Stored data entries
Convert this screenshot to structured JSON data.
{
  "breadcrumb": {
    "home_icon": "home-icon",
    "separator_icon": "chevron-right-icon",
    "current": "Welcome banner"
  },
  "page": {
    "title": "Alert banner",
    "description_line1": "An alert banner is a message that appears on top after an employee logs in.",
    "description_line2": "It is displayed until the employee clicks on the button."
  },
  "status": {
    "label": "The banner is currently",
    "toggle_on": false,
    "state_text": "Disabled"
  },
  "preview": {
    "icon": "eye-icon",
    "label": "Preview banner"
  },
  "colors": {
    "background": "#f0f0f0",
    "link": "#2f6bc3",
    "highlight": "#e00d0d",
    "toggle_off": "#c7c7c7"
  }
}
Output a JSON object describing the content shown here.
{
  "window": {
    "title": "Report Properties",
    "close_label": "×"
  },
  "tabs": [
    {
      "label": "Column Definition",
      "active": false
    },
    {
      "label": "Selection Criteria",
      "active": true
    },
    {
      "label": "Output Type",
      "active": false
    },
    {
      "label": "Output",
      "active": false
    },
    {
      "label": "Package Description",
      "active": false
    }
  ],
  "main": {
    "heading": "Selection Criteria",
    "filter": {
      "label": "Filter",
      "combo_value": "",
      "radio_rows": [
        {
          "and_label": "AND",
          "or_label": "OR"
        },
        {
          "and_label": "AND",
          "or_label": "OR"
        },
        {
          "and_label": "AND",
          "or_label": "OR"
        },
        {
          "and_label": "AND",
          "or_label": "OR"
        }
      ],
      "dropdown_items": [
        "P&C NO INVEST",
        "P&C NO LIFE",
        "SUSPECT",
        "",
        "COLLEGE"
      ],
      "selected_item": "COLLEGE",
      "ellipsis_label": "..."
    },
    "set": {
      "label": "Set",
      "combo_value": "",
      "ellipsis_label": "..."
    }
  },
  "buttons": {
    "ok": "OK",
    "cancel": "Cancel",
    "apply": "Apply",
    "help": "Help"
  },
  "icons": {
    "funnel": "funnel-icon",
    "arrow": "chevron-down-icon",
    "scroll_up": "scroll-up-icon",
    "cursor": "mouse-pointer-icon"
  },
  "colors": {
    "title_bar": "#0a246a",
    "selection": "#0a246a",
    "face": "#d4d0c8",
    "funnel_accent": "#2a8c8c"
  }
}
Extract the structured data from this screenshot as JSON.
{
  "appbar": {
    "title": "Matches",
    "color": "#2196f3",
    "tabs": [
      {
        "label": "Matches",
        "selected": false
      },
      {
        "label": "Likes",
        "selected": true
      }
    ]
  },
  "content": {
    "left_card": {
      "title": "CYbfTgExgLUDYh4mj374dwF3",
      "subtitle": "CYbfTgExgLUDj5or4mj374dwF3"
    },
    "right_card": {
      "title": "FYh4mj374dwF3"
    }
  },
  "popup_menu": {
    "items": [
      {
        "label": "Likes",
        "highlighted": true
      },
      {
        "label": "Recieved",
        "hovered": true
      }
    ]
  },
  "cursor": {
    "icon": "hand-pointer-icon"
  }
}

▶ **Task details**: Reproduce the material above, every line of it, exactly.

▶ **Result below**:
Convert this screenshot to structured JSON data.
{
  "breadcrumb": {
    "home_icon": "home-icon",
    "separator_icon": "chevron-right-icon",
    "current": "Welcome banner"
  },
  "page": {
    "title": "Alert banner",
    "description_line1": "An alert banner is a message that appears on top after an employee logs in.",
    "description_line2": "It is displayed until the employee clicks on the button."
  },
  "status": {
    "label": "The banner is currently",
    "toggle_on": false,
    "state_text": "Disabled"
  },
  "preview": {
    "icon": "eye-icon",
    "label": "Preview banner"
  },
  "colors": {
    "background": "#f0f0f0",
    "link": "#2f6bc3",
    "highlight": "#e00d0d",
    "toggle_off": "#c7c7c7"
  }
}
Output a JSON object describing the content shown here.
{
  "window": {
    "title": "Report Properties",
    "close_label": "×"
  },
  "tabs": [
    {
      "label": "Column Definition",
      "active": false
    },
    {
      "label": "Selection Criteria",
      "active": true
    },
    {
      "label": "Output Type",
      "active": false
    },
    {
      "label": "Output",
      "active": false
    },
    {
      "label": "Package Description",
      "active": false
    }
  ],
  "main": {
    "heading": "Selection Criteria",
    "filter": {
      "label": "Filter",
      "combo_value": "",
      "radio_rows": [
        {
          "and_label": "AND",
          "or_label": "OR"
        },
        {
          "and_label": "AND",
          "or_label": "OR"
        },
        {
          "and_label": "AND",
          "or_label": "OR"
        },
        {
          "and_label": "AND",
          "or_label": "OR"
        }
      ],
      "dropdown_items": [
        "P&C NO INVEST",
        "P&C NO LIFE",
        "SUSPECT",
        "",
        "COLLEGE"
      ],
      "selected_item": "COLLEGE",
      "ellipsis_label": "..."
    },
    "set": {
      "label": "Set",
      "combo_value": "",
      "ellipsis_label": "..."
    }
  },
  "buttons": {
    "ok": "OK",
    "cancel": "Cancel",
    "apply": "Apply",
    "help": "Help"
  },
  "icons": {
    "funnel": "funnel-icon",
    "arrow": "chevron-down-icon",
    "scroll_up": "scroll-up-icon",
    "cursor": "mouse-pointer-icon"
  },
  "colors": {
    "title_bar": "#0a246a",
    "selection": "#0a246a",
    "face": "#d4d0c8",
    "funnel_accent": "#2a8c8c"
  }
}
Extract the structured data from this screenshot as JSON.
{
  "appbar": {
    "title": "Matches",
    "color": "#2196f3",
    "tabs": [
      {
        "label": "Matches",
        "selected": false
      },
      {
        "label": "Likes",
        "selected": true
      }
    ]
  },
  "content": {
    "left_card": {
      "title": "CYbfTgExgLUDYh4mj374dwF3",
      "subtitle": "CYbfTgExgLUDj5or4mj374dwF3"
    },
    "right_card": {
      "title": "FYh4mj374dwF3"
    }
  },
  "popup_menu": {
    "items": [
      {
        "label": "Likes",
        "highlighted": true
      },
      {
        "label": "Recieved",
        "hovered": true
      }
    ]
  },
  "cursor": {
    "icon": "hand-pointer-icon"
  }
}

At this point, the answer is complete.